INPUT MATERIAL.
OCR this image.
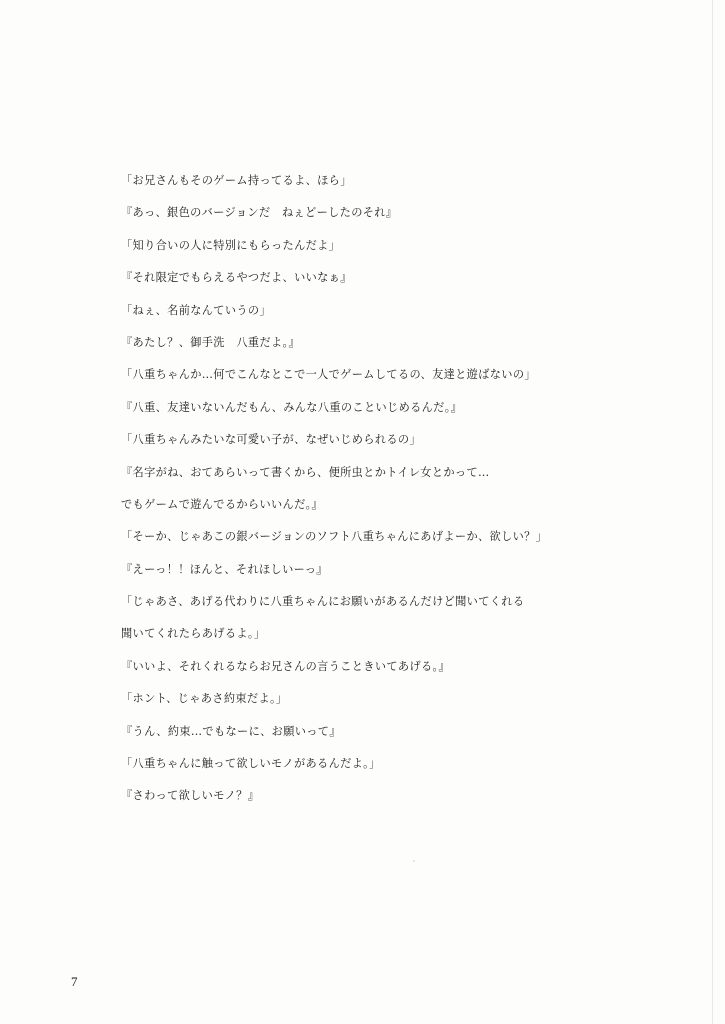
「お兄さんもそのゲーム持ってるよ、ほら」
『あっ、銀色のバージョンだ　ねぇどーしたのそれ』
「知り合いの人に特別にもらったんだよ」
『それ限定でもらえるやつだよ、いいなぁ』
「ねぇ、名前なんていうの」
『あたし？、御手洗　八重だよ。』
「八重ちゃんか…何でこんなとこで一人でゲームしてるの、友達と遊ばないの」
『八重、友達いないんだもん、みんな八重のこといじめるんだ。』
「八重ちゃんみたいな可愛い子が、なぜいじめられるの」
『名字がね、おてあらいって書くから、便所虫とかトイレ女とかって…
でもゲームで遊んでるからいいんだ。』
「そーか、じゃあこの銀バージョンのソフト八重ちゃんにあげよーか、欲しい？」
『えーっ！！ほんと、それほしいーっ』
「じゃあさ、あげる代わりに八重ちゃんにお願いがあるんだけど聞いてくれる
聞いてくれたらあげるよ。」
『いいよ、それくれるならお兄さんの言うこときいてあげる。』
「ホント、じゃあさ約束だよ。」
『うん、約束…でもなーに、お願いって』
「八重ちゃんに触って欲しいモノがあるんだよ。」
『さわって欲しいモノ？』
7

PROMPT. Every entry must be transcribed exactly. Pictures do not belong in the copy.

FULL RESPONSE.
OCR this image.
「お兄さんもそのゲーム持ってるよ、ほら」
『あっ、銀色のバージョンだ　ねぇどーしたのそれ』
「知り合いの人に特別にもらったんだよ」
『それ限定でもらえるやつだよ、いいなぁ』
「ねぇ、名前なんていうの」
『あたし？、御手洗　八重だよ。』
「八重ちゃんか…何でこんなとこで一人でゲームしてるの、友達と遊ばないの」
『八重、友達いないんだもん、みんな八重のこといじめるんだ。』
「八重ちゃんみたいな可愛い子が、なぜいじめられるの」
『名字がね、おてあらいって書くから、便所虫とかトイレ女とかって…
でもゲームで遊んでるからいいんだ。』
「そーか、じゃあこの銀バージョンのソフト八重ちゃんにあげよーか、欲しい？」
『えーっ！！ほんと、それほしいーっ』
「じゃあさ、あげる代わりに八重ちゃんにお願いがあるんだけど聞いてくれる
聞いてくれたらあげるよ。」
『いいよ、それくれるならお兄さんの言うこときいてあげる。』
「ホント、じゃあさ約束だよ。」
『うん、約束…でもなーに、お願いって』
「八重ちゃんに触って欲しいモノがあるんだよ。」
『さわって欲しいモノ？』
7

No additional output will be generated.